**** Provided records ****

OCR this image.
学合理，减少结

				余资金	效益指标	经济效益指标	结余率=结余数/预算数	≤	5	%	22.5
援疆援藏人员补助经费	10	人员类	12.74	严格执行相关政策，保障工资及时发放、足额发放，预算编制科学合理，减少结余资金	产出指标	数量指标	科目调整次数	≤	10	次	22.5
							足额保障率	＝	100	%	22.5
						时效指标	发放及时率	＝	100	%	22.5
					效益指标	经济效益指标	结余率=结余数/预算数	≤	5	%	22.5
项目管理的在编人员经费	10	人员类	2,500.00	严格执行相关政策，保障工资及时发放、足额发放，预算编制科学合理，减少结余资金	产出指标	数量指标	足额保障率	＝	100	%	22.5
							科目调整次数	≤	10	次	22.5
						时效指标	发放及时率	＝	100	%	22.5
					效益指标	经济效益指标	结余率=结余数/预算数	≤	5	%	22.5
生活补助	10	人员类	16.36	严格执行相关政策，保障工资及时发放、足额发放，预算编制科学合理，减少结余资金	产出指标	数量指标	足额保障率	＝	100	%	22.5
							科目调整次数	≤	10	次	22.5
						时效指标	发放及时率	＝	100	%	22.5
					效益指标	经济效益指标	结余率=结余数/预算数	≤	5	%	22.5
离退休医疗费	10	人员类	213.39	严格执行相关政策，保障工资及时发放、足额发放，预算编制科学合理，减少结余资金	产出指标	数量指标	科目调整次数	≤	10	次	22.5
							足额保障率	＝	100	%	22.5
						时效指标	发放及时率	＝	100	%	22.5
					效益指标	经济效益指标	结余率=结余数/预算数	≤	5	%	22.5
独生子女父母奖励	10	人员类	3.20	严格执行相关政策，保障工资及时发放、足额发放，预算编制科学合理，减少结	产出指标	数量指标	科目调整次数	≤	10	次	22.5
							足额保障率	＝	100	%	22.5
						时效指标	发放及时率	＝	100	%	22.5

****

» Request: Extract each entry in full, exactly as given.

» Result for this task:
OCR this image.
学合理，减少结

				余资金	效益指标	经济效益指标	结余率=结余数/预算数	≤	5	%	22.5
援疆援藏人员补助经费	10	人员类	12.74	严格执行相关政策，保障工资及时发放、足额发放，预算编制科学合理，减少结余资金	产出指标	数量指标	科目调整次数	≤	10	次	22.5
							足额保障率	＝	100	%	22.5
						时效指标	发放及时率	＝	100	%	22.5
					效益指标	经济效益指标	结余率=结余数/预算数	≤	5	%	22.5
项目管理的在编人员经费	10	人员类	2,500.00	严格执行相关政策，保障工资及时发放、足额发放，预算编制科学合理，减少结余资金	产出指标	数量指标	足额保障率	＝	100	%	22.5
							科目调整次数	≤	10	次	22.5
						时效指标	发放及时率	＝	100	%	22.5
					效益指标	经济效益指标	结余率=结余数/预算数	≤	5	%	22.5
生活补助	10	人员类	16.36	严格执行相关政策，保障工资及时发放、足额发放，预算编制科学合理，减少结余资金	产出指标	数量指标	足额保障率	＝	100	%	22.5
							科目调整次数	≤	10	次	22.5
						时效指标	发放及时率	＝	100	%	22.5
					效益指标	经济效益指标	结余率=结余数/预算数	≤	5	%	22.5
离退休医疗费	10	人员类	213.39	严格执行相关政策，保障工资及时发放、足额发放，预算编制科学合理，减少结余资金	产出指标	数量指标	科目调整次数	≤	10	次	22.5
							足额保障率	＝	100	%	22.5
						时效指标	发放及时率	＝	100	%	22.5
					效益指标	经济效益指标	结余率=结余数/预算数	≤	5	%	22.5
独生子女父母奖励	10	人员类	3.20	严格执行相关政策，保障工资及时发放、足额发放，预算编制科学合理，减少结	产出指标	数量指标	科目调整次数	≤	10	次	22.5
							足额保障率	＝	100	%	22.5
						时效指标	发放及时率	＝	100	%	22.5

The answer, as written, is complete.